Material:

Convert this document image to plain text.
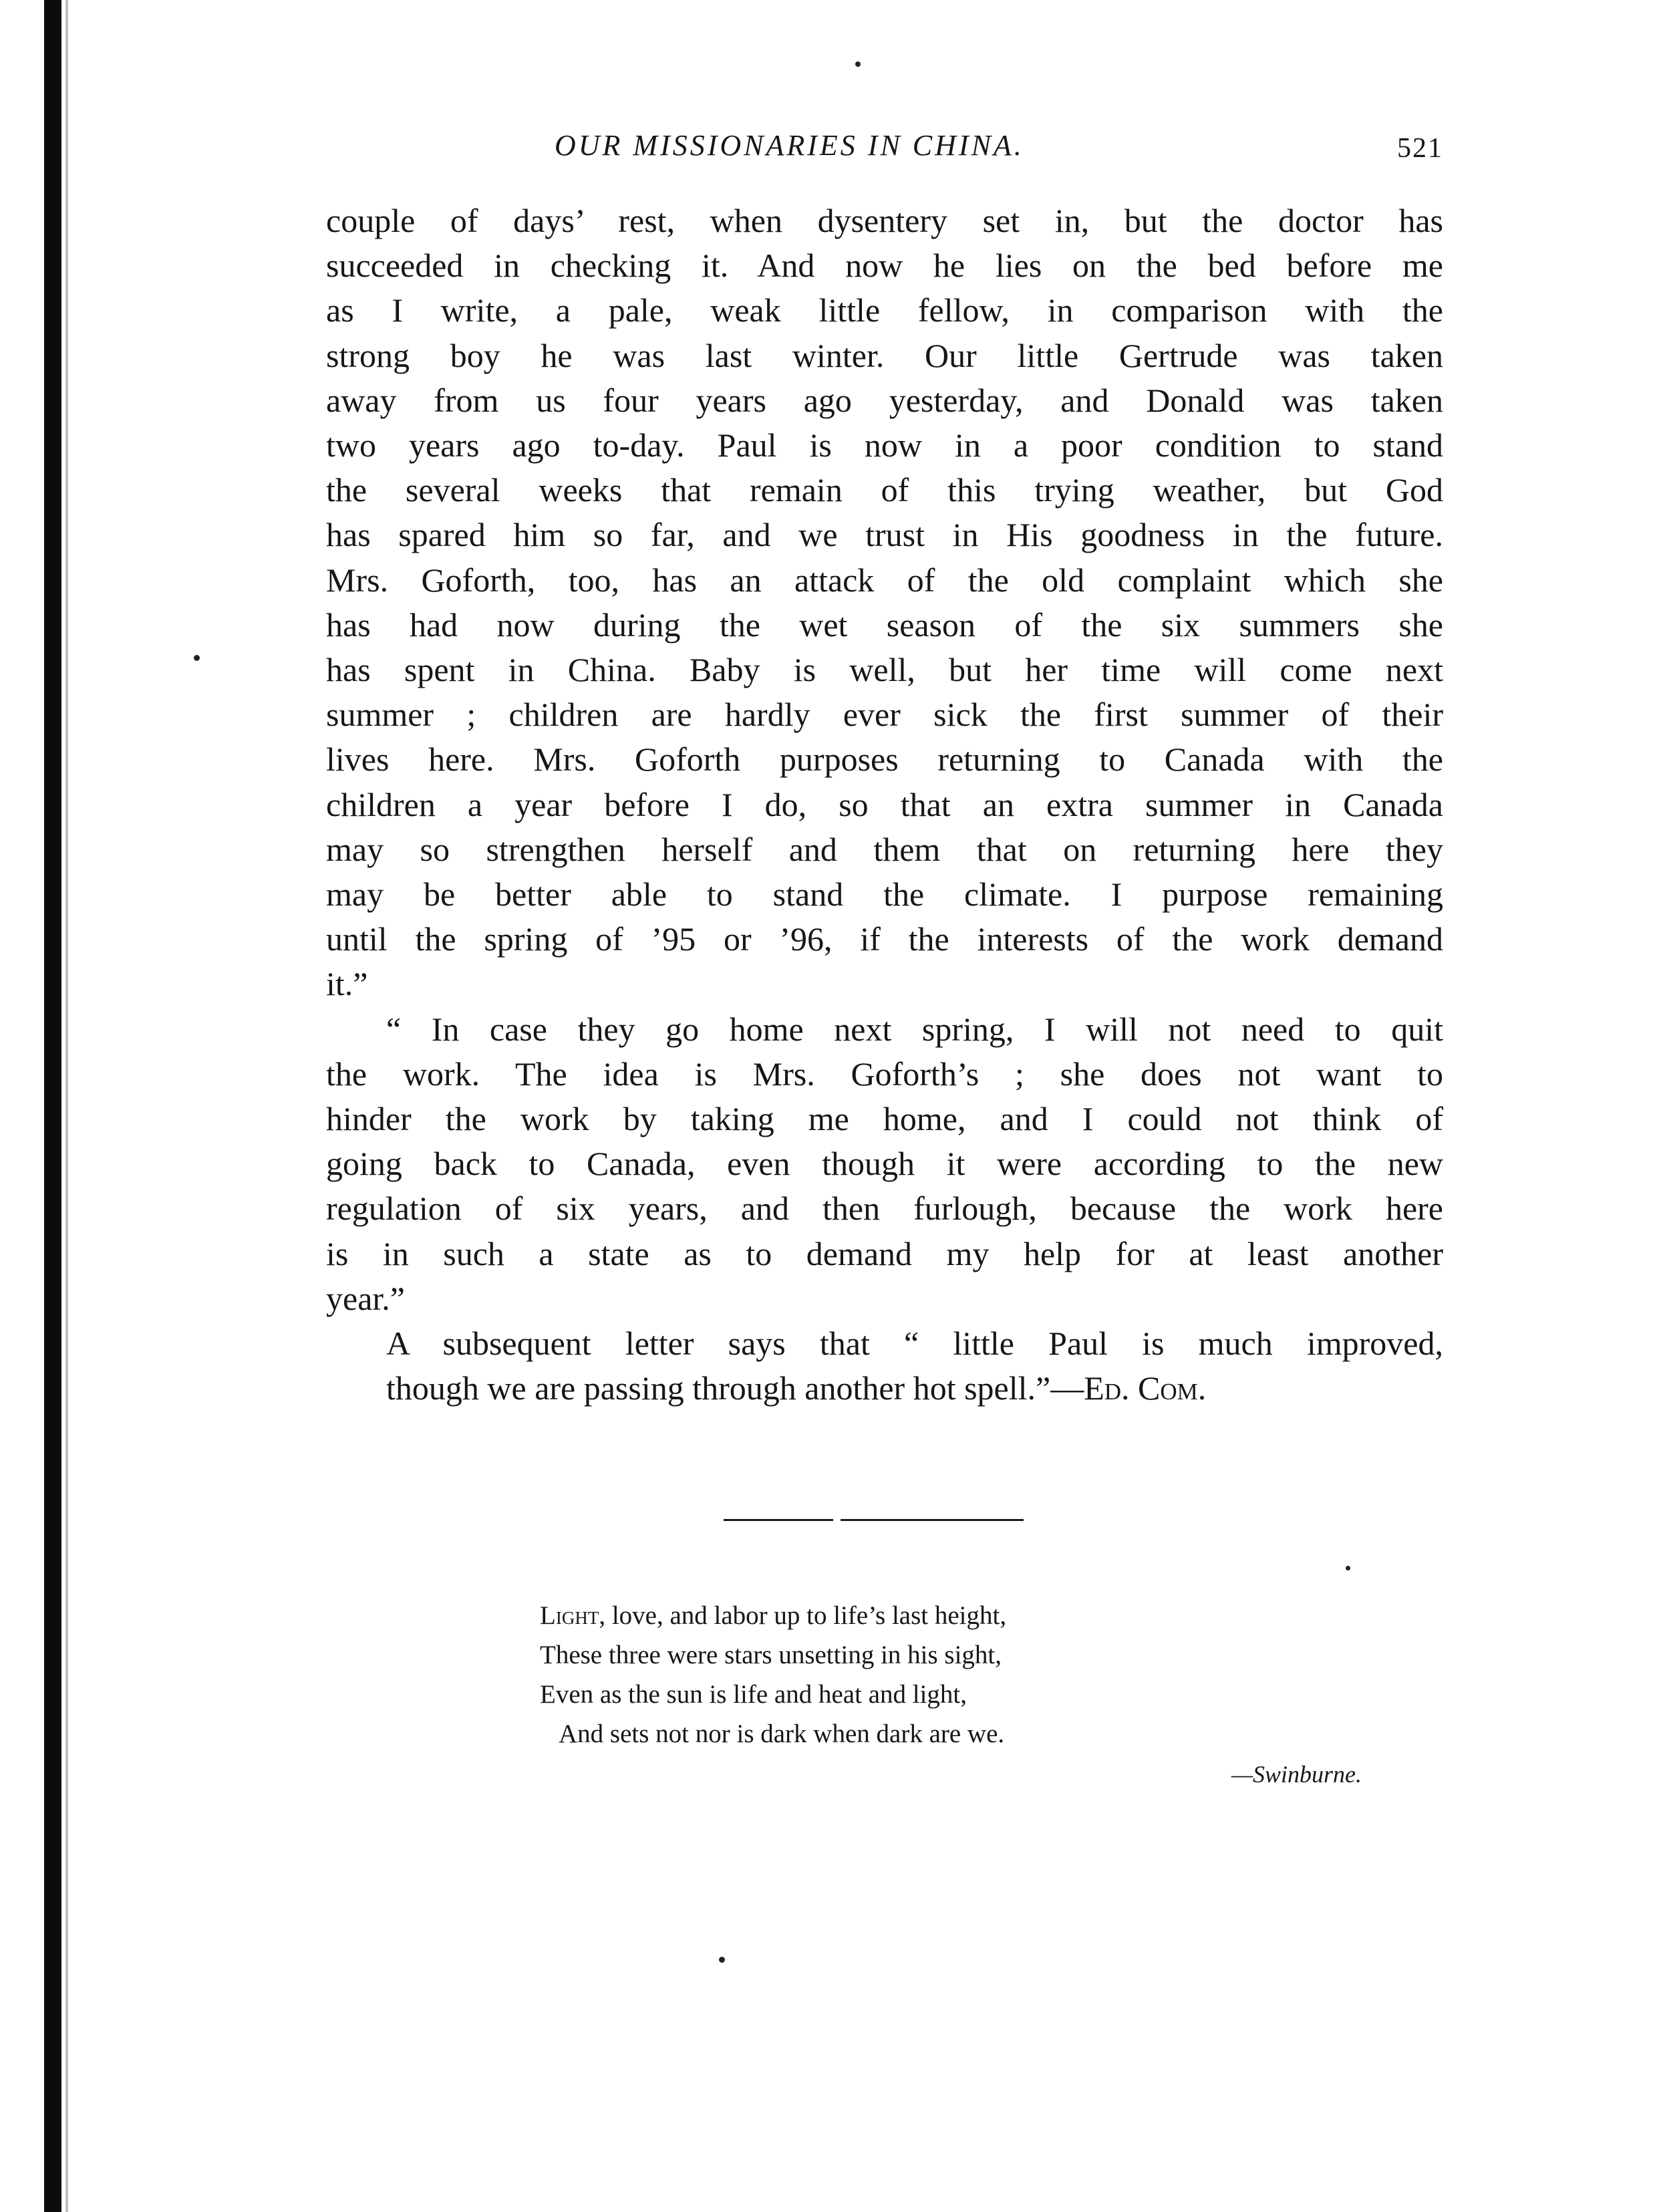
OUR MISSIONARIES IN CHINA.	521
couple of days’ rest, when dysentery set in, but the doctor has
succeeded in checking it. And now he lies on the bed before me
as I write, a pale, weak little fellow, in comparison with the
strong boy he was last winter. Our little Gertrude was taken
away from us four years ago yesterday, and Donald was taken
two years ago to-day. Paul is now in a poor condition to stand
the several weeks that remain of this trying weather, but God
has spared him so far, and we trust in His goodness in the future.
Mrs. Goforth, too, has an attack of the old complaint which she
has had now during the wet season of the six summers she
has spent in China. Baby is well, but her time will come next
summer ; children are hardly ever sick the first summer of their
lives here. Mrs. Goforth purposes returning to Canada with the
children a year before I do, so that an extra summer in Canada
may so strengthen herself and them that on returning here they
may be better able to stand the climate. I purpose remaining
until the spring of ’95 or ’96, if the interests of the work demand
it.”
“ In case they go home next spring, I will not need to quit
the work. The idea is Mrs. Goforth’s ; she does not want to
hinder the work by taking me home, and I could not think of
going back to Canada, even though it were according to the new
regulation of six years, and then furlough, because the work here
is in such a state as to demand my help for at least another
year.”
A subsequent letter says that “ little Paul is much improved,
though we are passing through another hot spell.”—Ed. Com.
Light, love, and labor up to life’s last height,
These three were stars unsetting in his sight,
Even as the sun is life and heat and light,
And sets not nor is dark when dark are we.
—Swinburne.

Exercise directions: Leave out the pictures and print each record exactly as it stands.

Complete answer:
Convert this document image to plain text.
OUR MISSIONARIES IN CHINA.	521
couple of days’ rest, when dysentery set in, but the doctor has
succeeded in checking it. And now he lies on the bed before me
as I write, a pale, weak little fellow, in comparison with the
strong boy he was last winter. Our little Gertrude was taken
away from us four years ago yesterday, and Donald was taken
two years ago to-day. Paul is now in a poor condition to stand
the several weeks that remain of this trying weather, but God
has spared him so far, and we trust in His goodness in the future.
Mrs. Goforth, too, has an attack of the old complaint which she
has had now during the wet season of the six summers she
has spent in China. Baby is well, but her time will come next
summer ; children are hardly ever sick the first summer of their
lives here. Mrs. Goforth purposes returning to Canada with the
children a year before I do, so that an extra summer in Canada
may so strengthen herself and them that on returning here they
may be better able to stand the climate. I purpose remaining
until the spring of ’95 or ’96, if the interests of the work demand
it.”
“ In case they go home next spring, I will not need to quit
the work. The idea is Mrs. Goforth’s ; she does not want to
hinder the work by taking me home, and I could not think of
going back to Canada, even though it were according to the new
regulation of six years, and then furlough, because the work here
is in such a state as to demand my help for at least another
year.”
A subsequent letter says that “ little Paul is much improved,
though we are passing through another hot spell.”—Ed. Com.
Light, love, and labor up to life’s last height,
These three were stars unsetting in his sight,
Even as the sun is life and heat and light,
And sets not nor is dark when dark are we.
—Swinburne.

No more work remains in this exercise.